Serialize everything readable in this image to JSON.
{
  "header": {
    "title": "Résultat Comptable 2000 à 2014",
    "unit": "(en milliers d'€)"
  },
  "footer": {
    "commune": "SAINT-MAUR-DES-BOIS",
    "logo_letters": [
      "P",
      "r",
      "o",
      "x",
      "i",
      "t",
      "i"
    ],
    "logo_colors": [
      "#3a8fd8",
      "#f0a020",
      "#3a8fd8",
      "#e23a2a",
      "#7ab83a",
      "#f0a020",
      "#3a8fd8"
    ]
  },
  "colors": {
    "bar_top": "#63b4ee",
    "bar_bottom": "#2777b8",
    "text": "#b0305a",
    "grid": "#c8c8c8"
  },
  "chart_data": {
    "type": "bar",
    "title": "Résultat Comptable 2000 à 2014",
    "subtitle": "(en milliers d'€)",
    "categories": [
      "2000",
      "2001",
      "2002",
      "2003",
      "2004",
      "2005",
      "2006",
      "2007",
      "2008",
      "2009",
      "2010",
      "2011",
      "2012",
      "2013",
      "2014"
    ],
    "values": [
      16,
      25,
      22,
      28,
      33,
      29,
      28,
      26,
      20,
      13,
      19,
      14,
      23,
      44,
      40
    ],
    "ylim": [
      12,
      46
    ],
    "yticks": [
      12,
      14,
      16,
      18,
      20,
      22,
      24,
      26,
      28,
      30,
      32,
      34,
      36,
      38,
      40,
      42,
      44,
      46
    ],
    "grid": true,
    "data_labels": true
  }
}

•••

**Goal of the exercise:**
Show all lines from the listing above in which "milliers" appears.

**Answer to this problem:**
    "unit": "(en milliers d'€)"
    "subtitle": "(en milliers d'€)",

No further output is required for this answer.